▶ _EXERCISE DESCRIPTION_
Read the records below. Copy each line where the string "text" occurs.

(Dataset entries)

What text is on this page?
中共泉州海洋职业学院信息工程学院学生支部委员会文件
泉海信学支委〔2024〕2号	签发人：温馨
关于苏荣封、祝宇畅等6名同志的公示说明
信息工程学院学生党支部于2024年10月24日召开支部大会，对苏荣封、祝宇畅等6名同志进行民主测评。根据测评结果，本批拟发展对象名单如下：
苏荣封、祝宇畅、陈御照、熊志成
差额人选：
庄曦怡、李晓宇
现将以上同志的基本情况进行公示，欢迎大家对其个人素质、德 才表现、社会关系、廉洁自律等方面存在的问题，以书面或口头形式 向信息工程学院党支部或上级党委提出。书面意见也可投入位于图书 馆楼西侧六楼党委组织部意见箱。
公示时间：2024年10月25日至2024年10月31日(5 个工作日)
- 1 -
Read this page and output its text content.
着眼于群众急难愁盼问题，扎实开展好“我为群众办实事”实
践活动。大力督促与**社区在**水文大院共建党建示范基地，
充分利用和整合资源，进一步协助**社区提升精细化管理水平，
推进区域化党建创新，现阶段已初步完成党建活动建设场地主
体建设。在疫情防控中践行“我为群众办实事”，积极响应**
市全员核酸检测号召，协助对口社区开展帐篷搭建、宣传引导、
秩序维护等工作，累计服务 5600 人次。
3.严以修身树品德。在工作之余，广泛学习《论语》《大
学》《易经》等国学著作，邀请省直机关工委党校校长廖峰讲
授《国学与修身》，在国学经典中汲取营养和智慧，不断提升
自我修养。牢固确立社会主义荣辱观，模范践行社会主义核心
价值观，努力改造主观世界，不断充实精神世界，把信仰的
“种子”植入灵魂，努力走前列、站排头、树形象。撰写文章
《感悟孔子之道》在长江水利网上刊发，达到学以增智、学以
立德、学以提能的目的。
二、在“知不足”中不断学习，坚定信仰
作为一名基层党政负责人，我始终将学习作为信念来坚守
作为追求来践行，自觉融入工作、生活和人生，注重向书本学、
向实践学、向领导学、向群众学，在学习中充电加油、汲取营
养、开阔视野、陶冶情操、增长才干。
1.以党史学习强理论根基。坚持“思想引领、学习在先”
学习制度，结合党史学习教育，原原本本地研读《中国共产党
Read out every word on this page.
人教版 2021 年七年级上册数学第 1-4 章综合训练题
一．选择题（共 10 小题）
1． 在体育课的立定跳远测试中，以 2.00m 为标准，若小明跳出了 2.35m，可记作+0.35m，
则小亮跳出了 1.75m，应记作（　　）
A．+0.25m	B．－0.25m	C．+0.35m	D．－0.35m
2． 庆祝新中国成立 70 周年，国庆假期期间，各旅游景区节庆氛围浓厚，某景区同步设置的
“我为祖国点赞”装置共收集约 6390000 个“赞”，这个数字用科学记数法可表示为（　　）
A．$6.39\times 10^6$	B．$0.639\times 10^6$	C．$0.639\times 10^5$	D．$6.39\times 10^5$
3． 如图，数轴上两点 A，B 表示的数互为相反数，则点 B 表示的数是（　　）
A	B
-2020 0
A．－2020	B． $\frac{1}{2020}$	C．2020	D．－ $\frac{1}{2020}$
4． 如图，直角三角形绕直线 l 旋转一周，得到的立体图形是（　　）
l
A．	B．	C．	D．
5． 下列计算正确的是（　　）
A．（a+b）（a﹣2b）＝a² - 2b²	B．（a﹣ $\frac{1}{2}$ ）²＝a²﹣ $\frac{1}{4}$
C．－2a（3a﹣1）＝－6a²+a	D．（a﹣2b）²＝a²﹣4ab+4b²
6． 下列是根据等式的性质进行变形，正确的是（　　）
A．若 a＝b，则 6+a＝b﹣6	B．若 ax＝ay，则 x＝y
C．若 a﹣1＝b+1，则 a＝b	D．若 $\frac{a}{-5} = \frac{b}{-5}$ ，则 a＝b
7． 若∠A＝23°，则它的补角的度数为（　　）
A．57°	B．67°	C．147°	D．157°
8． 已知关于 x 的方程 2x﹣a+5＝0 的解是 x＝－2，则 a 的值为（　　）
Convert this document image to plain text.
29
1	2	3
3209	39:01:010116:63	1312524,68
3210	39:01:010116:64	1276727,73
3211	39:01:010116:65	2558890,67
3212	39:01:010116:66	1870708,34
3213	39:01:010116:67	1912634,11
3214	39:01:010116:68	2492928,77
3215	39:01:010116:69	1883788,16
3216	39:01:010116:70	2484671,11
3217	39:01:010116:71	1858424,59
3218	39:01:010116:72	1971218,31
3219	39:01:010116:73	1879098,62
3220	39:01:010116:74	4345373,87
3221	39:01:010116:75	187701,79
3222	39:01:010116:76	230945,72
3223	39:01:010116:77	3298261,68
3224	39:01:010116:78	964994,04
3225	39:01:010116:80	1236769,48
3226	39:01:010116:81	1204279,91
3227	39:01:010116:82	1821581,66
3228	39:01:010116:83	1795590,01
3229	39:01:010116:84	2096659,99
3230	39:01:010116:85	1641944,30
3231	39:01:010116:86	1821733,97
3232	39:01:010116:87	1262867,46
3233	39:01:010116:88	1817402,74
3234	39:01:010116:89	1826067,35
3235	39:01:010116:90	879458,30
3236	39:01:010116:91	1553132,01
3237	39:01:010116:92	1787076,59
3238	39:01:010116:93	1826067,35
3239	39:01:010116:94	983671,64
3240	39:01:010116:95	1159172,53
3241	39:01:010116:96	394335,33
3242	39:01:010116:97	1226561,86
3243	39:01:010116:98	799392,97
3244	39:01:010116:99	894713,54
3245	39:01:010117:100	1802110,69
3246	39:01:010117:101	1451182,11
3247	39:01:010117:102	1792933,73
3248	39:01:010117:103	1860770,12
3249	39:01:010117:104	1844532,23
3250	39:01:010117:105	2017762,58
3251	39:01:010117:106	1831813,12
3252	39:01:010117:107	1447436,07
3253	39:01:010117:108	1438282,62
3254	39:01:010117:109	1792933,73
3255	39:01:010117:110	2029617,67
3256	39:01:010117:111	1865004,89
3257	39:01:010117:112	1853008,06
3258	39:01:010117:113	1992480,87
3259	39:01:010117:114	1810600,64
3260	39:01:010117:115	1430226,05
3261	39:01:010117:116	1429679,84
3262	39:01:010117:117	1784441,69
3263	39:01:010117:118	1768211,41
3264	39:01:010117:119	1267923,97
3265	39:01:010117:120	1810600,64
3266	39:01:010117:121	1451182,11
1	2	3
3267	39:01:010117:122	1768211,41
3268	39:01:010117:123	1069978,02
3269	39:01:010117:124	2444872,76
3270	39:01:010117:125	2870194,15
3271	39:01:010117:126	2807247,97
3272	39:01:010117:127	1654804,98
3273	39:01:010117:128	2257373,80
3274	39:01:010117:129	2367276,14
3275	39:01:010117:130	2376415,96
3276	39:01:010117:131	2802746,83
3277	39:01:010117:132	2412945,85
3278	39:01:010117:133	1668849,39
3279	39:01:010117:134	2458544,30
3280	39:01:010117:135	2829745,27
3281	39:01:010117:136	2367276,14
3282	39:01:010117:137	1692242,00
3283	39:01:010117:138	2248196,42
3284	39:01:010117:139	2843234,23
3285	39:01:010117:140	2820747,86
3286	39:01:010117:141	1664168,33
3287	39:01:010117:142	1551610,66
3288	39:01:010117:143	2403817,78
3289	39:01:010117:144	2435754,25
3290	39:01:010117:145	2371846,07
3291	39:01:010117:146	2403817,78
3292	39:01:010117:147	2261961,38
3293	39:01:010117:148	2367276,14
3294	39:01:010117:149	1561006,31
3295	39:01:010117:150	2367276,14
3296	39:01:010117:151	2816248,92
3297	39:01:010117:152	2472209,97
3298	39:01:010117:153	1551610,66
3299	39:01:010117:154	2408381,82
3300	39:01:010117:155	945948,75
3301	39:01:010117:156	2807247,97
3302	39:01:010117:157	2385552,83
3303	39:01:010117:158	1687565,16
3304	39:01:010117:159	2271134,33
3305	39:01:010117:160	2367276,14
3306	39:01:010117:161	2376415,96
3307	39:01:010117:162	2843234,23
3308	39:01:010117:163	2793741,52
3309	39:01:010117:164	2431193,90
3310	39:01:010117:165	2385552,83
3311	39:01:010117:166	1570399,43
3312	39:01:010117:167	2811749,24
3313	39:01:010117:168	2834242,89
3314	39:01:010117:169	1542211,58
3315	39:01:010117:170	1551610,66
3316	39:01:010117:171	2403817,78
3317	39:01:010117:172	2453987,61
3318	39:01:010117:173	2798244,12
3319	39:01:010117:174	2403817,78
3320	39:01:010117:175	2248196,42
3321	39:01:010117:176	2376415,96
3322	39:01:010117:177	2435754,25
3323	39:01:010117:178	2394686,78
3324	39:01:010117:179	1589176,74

▶ _TASK SOLUTION_
What text is on this page?
Read this page and output its text content.
Convert this document image to plain text.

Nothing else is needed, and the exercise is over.